_GIVEN REQUEST_
Write out the records again, exactly, leaving none out.

********

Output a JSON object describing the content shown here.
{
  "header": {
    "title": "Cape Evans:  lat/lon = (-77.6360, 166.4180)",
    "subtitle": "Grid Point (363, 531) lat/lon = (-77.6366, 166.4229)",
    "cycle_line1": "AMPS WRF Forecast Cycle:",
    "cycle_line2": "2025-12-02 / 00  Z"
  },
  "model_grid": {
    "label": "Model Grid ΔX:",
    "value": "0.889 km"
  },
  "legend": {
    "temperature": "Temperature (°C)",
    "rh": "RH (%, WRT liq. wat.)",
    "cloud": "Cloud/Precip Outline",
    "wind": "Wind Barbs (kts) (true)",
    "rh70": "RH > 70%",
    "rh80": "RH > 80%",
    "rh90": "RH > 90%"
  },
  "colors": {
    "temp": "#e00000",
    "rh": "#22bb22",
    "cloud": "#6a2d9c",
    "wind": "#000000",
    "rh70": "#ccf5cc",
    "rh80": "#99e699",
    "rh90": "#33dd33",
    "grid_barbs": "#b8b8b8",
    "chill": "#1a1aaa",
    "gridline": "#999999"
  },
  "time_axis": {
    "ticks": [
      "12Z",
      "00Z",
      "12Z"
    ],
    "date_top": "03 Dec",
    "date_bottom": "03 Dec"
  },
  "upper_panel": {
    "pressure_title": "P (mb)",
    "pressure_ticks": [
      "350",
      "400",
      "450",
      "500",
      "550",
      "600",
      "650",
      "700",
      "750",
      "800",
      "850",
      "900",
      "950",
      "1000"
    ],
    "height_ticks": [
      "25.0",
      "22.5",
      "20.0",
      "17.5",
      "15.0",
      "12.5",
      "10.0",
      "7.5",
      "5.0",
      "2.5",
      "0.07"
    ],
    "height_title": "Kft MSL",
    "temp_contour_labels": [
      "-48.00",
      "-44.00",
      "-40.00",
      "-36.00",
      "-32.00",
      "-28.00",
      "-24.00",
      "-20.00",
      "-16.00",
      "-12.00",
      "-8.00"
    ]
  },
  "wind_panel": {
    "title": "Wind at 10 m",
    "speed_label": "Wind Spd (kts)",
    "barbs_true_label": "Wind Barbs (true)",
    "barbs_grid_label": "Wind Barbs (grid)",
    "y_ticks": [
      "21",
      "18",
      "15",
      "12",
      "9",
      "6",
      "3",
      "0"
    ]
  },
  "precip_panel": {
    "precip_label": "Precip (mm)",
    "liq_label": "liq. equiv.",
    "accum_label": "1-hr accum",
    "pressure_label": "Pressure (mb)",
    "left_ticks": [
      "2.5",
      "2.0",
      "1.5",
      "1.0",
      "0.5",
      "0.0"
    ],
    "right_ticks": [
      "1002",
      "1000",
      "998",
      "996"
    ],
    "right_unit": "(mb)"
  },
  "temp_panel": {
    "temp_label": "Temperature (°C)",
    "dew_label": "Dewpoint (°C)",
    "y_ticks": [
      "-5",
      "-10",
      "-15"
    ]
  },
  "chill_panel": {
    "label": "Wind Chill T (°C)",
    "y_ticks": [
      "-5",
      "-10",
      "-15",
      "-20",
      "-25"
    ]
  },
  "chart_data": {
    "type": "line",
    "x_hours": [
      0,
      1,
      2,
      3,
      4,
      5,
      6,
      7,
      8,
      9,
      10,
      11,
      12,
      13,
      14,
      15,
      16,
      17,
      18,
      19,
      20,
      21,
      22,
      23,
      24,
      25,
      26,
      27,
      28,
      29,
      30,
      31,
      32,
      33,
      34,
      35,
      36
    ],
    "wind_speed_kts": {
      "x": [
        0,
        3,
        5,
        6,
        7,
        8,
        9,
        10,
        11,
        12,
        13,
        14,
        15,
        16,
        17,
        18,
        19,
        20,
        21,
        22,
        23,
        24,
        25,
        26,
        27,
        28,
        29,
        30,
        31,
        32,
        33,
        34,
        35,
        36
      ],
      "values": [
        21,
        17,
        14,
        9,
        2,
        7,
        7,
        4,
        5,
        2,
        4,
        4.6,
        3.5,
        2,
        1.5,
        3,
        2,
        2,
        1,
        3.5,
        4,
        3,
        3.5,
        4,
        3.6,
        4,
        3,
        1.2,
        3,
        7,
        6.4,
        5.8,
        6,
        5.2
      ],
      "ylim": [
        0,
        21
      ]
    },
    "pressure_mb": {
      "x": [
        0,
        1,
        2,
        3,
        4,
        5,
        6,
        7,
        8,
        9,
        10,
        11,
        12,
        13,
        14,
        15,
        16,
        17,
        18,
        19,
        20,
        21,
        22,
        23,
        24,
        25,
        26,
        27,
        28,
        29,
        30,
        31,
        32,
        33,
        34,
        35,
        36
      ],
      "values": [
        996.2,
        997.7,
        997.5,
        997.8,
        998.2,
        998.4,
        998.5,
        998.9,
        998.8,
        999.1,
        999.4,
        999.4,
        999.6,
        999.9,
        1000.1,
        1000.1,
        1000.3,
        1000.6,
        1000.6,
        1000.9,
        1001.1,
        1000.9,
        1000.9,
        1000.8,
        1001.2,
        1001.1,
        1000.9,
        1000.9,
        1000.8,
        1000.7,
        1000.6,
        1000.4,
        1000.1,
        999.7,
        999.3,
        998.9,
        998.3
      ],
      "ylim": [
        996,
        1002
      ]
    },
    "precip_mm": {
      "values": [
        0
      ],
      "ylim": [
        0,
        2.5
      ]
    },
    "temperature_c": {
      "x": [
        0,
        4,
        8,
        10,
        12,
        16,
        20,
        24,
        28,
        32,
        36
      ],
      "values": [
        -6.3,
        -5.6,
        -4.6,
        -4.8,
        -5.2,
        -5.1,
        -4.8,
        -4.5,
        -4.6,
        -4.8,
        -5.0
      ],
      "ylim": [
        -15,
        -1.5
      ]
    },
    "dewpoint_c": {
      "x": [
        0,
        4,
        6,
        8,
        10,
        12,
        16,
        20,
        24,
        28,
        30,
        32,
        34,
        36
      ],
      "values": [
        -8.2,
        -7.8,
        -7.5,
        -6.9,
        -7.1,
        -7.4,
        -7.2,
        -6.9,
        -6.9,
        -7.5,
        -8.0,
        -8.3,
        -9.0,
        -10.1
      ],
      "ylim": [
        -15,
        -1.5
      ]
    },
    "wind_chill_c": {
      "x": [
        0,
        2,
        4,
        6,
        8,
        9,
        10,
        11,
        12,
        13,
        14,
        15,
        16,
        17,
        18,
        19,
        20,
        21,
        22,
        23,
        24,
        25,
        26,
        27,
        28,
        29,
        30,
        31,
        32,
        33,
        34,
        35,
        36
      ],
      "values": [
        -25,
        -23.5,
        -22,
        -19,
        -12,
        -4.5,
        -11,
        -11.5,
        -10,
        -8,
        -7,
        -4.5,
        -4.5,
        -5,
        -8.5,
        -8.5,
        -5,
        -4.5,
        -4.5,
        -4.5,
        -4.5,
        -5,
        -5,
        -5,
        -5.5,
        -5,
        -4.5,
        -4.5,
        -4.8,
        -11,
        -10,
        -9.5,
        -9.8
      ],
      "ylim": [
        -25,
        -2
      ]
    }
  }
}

********

_SOLVED EXERCISE_
Output a JSON object describing the content shown here.
{
  "header": {
    "title": "Cape Evans:  lat/lon = (-77.6360, 166.4180)",
    "subtitle": "Grid Point (363, 531) lat/lon = (-77.6366, 166.4229)",
    "cycle_line1": "AMPS WRF Forecast Cycle:",
    "cycle_line2": "2025-12-02 / 00  Z"
  },
  "model_grid": {
    "label": "Model Grid ΔX:",
    "value": "0.889 km"
  },
  "legend": {
    "temperature": "Temperature (°C)",
    "rh": "RH (%, WRT liq. wat.)",
    "cloud": "Cloud/Precip Outline",
    "wind": "Wind Barbs (kts) (true)",
    "rh70": "RH > 70%",
    "rh80": "RH > 80%",
    "rh90": "RH > 90%"
  },
  "colors": {
    "temp": "#e00000",
    "rh": "#22bb22",
    "cloud": "#6a2d9c",
    "wind": "#000000",
    "rh70": "#ccf5cc",
    "rh80": "#99e699",
    "rh90": "#33dd33",
    "grid_barbs": "#b8b8b8",
    "chill": "#1a1aaa",
    "gridline": "#999999"
  },
  "time_axis": {
    "ticks": [
      "12Z",
      "00Z",
      "12Z"
    ],
    "date_top": "03 Dec",
    "date_bottom": "03 Dec"
  },
  "upper_panel": {
    "pressure_title": "P (mb)",
    "pressure_ticks": [
      "350",
      "400",
      "450",
      "500",
      "550",
      "600",
      "650",
      "700",
      "750",
      "800",
      "850",
      "900",
      "950",
      "1000"
    ],
    "height_ticks": [
      "25.0",
      "22.5",
      "20.0",
      "17.5",
      "15.0",
      "12.5",
      "10.0",
      "7.5",
      "5.0",
      "2.5",
      "0.07"
    ],
    "height_title": "Kft MSL",
    "temp_contour_labels": [
      "-48.00",
      "-44.00",
      "-40.00",
      "-36.00",
      "-32.00",
      "-28.00",
      "-24.00",
      "-20.00",
      "-16.00",
      "-12.00",
      "-8.00"
    ]
  },
  "wind_panel": {
    "title": "Wind at 10 m",
    "speed_label": "Wind Spd (kts)",
    "barbs_true_label": "Wind Barbs (true)",
    "barbs_grid_label": "Wind Barbs (grid)",
    "y_ticks": [
      "21",
      "18",
      "15",
      "12",
      "9",
      "6",
      "3",
      "0"
    ]
  },
  "precip_panel": {
    "precip_label": "Precip (mm)",
    "liq_label": "liq. equiv.",
    "accum_label": "1-hr accum",
    "pressure_label": "Pressure (mb)",
    "left_ticks": [
      "2.5",
      "2.0",
      "1.5",
      "1.0",
      "0.5",
      "0.0"
    ],
    "right_ticks": [
      "1002",
      "1000",
      "998",
      "996"
    ],
    "right_unit": "(mb)"
  },
  "temp_panel": {
    "temp_label": "Temperature (°C)",
    "dew_label": "Dewpoint (°C)",
    "y_ticks": [
      "-5",
      "-10",
      "-15"
    ]
  },
  "chill_panel": {
    "label": "Wind Chill T (°C)",
    "y_ticks": [
      "-5",
      "-10",
      "-15",
      "-20",
      "-25"
    ]
  },
  "chart_data": {
    "type": "line",
    "x_hours": [
      0,
      1,
      2,
      3,
      4,
      5,
      6,
      7,
      8,
      9,
      10,
      11,
      12,
      13,
      14,
      15,
      16,
      17,
      18,
      19,
      20,
      21,
      22,
      23,
      24,
      25,
      26,
      27,
      28,
      29,
      30,
      31,
      32,
      33,
      34,
      35,
      36
    ],
    "wind_speed_kts": {
      "x": [
        0,
        3,
        5,
        6,
        7,
        8,
        9,
        10,
        11,
        12,
        13,
        14,
        15,
        16,
        17,
        18,
        19,
        20,
        21,
        22,
        23,
        24,
        25,
        26,
        27,
        28,
        29,
        30,
        31,
        32,
        33,
        34,
        35,
        36
      ],
      "values": [
        21,
        17,
        14,
        9,
        2,
        7,
        7,
        4,
        5,
        2,
        4,
        4.6,
        3.5,
        2,
        1.5,
        3,
        2,
        2,
        1,
        3.5,
        4,
        3,
        3.5,
        4,
        3.6,
        4,
        3,
        1.2,
        3,
        7,
        6.4,
        5.8,
        6,
        5.2
      ],
      "ylim": [
        0,
        21
      ]
    },
    "pressure_mb": {
      "x": [
        0,
        1,
        2,
        3,
        4,
        5,
        6,
        7,
        8,
        9,
        10,
        11,
        12,
        13,
        14,
        15,
        16,
        17,
        18,
        19,
        20,
        21,
        22,
        23,
        24,
        25,
        26,
        27,
        28,
        29,
        30,
        31,
        32,
        33,
        34,
        35,
        36
      ],
      "values": [
        996.2,
        997.7,
        997.5,
        997.8,
        998.2,
        998.4,
        998.5,
        998.9,
        998.8,
        999.1,
        999.4,
        999.4,
        999.6,
        999.9,
        1000.1,
        1000.1,
        1000.3,
        1000.6,
        1000.6,
        1000.9,
        1001.1,
        1000.9,
        1000.9,
        1000.8,
        1001.2,
        1001.1,
        1000.9,
        1000.9,
        1000.8,
        1000.7,
        1000.6,
        1000.4,
        1000.1,
        999.7,
        999.3,
        998.9,
        998.3
      ],
      "ylim": [
        996,
        1002
      ]
    },
    "precip_mm": {
      "values": [
        0
      ],
      "ylim": [
        0,
        2.5
      ]
    },
    "temperature_c": {
      "x": [
        0,
        4,
        8,
        10,
        12,
        16,
        20,
        24,
        28,
        32,
        36
      ],
      "values": [
        -6.3,
        -5.6,
        -4.6,
        -4.8,
        -5.2,
        -5.1,
        -4.8,
        -4.5,
        -4.6,
        -4.8,
        -5.0
      ],
      "ylim": [
        -15,
        -1.5
      ]
    },
    "dewpoint_c": {
      "x": [
        0,
        4,
        6,
        8,
        10,
        12,
        16,
        20,
        24,
        28,
        30,
        32,
        34,
        36
      ],
      "values": [
        -8.2,
        -7.8,
        -7.5,
        -6.9,
        -7.1,
        -7.4,
        -7.2,
        -6.9,
        -6.9,
        -7.5,
        -8.0,
        -8.3,
        -9.0,
        -10.1
      ],
      "ylim": [
        -15,
        -1.5
      ]
    },
    "wind_chill_c": {
      "x": [
        0,
        2,
        4,
        6,
        8,
        9,
        10,
        11,
        12,
        13,
        14,
        15,
        16,
        17,
        18,
        19,
        20,
        21,
        22,
        23,
        24,
        25,
        26,
        27,
        28,
        29,
        30,
        31,
        32,
        33,
        34,
        35,
        36
      ],
      "values": [
        -25,
        -23.5,
        -22,
        -19,
        -12,
        -4.5,
        -11,
        -11.5,
        -10,
        -8,
        -7,
        -4.5,
        -4.5,
        -5,
        -8.5,
        -8.5,
        -5,
        -4.5,
        -4.5,
        -4.5,
        -4.5,
        -5,
        -5,
        -5,
        -5.5,
        -5,
        -4.5,
        -4.5,
        -4.8,
        -11,
        -10,
        -9.5,
        -9.8
      ],
      "ylim": [
        -25,
        -2
      ]
    }
  }
}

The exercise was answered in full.